>> Start PROVIDED RECORDS

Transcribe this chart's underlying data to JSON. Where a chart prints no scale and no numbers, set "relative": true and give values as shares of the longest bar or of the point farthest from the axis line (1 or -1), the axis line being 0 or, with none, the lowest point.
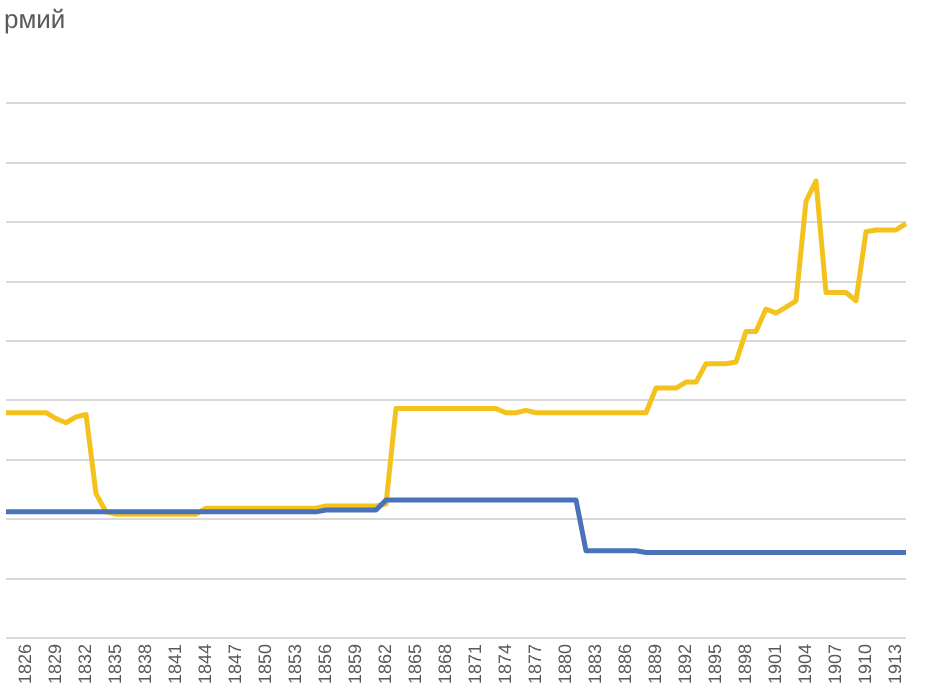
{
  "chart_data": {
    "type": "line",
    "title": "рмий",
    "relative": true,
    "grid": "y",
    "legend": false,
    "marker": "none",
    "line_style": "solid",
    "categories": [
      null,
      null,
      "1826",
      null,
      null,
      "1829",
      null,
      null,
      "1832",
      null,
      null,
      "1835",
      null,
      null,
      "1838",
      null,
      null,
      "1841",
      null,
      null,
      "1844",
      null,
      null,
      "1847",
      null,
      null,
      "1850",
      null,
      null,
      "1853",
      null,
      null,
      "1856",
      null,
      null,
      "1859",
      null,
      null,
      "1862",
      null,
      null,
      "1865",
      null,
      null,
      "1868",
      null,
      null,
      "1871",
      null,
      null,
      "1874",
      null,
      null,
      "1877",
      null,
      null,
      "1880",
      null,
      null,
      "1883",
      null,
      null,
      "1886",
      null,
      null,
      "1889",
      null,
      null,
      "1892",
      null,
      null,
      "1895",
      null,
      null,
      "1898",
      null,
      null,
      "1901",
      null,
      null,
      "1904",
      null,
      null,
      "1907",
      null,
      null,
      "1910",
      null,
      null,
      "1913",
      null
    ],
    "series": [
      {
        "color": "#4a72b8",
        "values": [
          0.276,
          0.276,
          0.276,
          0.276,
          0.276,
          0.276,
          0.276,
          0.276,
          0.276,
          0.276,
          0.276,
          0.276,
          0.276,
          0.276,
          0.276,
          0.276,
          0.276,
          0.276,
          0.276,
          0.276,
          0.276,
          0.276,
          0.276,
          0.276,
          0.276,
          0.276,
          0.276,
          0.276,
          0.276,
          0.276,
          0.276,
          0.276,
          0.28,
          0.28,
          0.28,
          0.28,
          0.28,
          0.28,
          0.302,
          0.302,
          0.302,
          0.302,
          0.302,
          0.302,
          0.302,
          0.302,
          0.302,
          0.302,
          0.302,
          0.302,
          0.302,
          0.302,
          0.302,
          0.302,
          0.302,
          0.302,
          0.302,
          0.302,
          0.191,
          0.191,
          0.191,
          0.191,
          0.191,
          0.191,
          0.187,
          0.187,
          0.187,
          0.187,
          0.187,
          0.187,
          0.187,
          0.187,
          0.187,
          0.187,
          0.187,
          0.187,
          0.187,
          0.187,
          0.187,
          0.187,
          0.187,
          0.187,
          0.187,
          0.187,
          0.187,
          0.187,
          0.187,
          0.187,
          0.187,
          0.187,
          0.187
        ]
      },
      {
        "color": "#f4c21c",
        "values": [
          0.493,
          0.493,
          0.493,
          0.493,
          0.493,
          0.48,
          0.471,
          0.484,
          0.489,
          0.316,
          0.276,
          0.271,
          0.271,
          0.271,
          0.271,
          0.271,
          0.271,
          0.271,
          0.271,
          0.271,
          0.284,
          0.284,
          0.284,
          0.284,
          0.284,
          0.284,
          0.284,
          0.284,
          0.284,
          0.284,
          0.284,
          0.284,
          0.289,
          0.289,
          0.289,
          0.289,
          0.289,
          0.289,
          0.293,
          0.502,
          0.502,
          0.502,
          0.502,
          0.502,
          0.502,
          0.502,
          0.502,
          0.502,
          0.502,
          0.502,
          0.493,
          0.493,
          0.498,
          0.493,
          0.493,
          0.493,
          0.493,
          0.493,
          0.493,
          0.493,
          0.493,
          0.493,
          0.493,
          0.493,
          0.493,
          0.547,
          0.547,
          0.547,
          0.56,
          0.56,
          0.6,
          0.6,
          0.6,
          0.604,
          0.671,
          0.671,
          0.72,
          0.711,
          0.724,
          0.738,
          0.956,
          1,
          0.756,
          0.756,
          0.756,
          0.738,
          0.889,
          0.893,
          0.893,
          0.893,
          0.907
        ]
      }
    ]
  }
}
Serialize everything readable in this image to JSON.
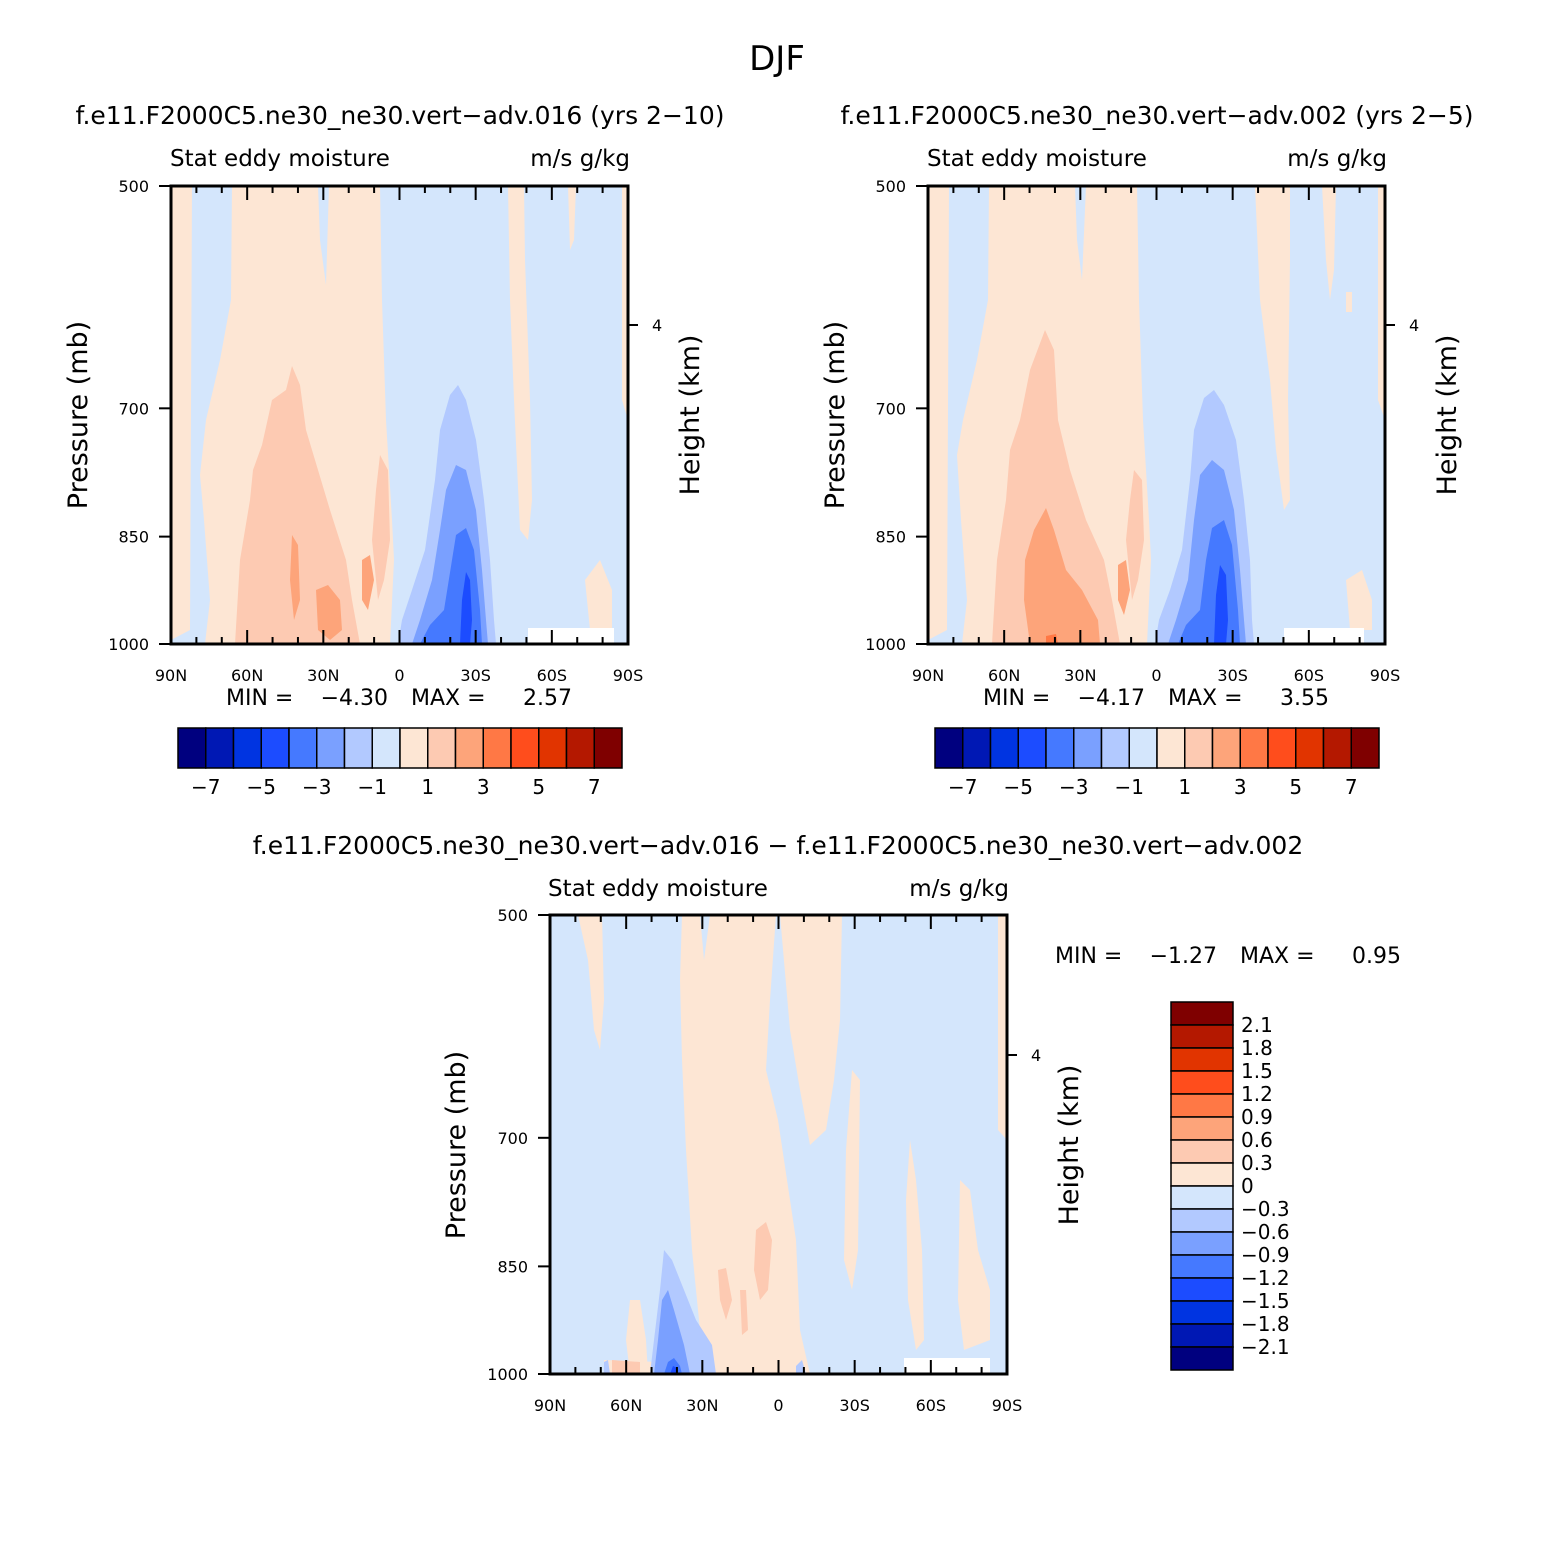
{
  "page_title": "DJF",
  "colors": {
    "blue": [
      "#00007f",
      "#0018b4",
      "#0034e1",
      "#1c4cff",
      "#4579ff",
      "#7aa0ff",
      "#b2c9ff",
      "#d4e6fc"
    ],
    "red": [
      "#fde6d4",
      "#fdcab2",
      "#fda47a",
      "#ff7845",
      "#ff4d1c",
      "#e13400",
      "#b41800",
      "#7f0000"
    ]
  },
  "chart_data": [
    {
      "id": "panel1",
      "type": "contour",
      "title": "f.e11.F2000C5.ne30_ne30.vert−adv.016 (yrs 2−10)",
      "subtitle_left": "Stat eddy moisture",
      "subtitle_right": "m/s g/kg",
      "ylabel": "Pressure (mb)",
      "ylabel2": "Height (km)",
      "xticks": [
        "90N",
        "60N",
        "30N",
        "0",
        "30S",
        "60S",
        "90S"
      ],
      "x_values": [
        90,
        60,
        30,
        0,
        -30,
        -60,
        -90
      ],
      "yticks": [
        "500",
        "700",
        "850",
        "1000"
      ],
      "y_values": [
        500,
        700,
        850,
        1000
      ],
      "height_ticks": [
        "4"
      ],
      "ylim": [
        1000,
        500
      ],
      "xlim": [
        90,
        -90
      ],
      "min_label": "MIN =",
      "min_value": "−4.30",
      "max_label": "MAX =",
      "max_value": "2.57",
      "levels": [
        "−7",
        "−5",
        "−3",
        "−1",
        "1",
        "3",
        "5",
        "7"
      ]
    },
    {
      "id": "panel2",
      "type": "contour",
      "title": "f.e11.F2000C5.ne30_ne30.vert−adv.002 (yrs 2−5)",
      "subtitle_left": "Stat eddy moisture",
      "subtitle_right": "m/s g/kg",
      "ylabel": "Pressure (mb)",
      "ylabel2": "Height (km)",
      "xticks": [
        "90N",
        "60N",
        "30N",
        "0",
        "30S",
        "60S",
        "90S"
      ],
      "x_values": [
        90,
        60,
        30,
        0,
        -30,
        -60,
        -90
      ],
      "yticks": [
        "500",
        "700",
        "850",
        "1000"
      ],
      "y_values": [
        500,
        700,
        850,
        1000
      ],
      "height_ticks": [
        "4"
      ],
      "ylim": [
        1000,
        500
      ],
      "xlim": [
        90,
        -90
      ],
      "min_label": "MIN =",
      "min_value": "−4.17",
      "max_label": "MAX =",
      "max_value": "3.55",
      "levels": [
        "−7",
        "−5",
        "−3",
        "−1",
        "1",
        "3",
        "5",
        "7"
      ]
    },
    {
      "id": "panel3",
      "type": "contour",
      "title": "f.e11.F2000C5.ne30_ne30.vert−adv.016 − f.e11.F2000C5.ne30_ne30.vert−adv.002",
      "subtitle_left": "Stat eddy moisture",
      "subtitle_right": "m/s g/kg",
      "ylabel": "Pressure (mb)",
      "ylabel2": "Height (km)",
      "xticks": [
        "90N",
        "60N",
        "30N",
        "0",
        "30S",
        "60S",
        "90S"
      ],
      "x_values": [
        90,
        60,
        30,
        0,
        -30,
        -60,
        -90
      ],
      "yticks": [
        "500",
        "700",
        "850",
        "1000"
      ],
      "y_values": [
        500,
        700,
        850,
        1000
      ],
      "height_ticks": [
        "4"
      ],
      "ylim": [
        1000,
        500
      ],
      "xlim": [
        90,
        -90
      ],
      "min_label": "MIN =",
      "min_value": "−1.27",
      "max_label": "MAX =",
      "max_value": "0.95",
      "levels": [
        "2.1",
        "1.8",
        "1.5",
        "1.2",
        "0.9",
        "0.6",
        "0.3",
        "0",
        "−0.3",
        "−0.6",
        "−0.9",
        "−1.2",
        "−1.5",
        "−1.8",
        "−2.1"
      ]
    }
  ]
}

>> End PROVIDED RECORDS

Each line above that includes "vert" counts once; state the total and nothing more.

3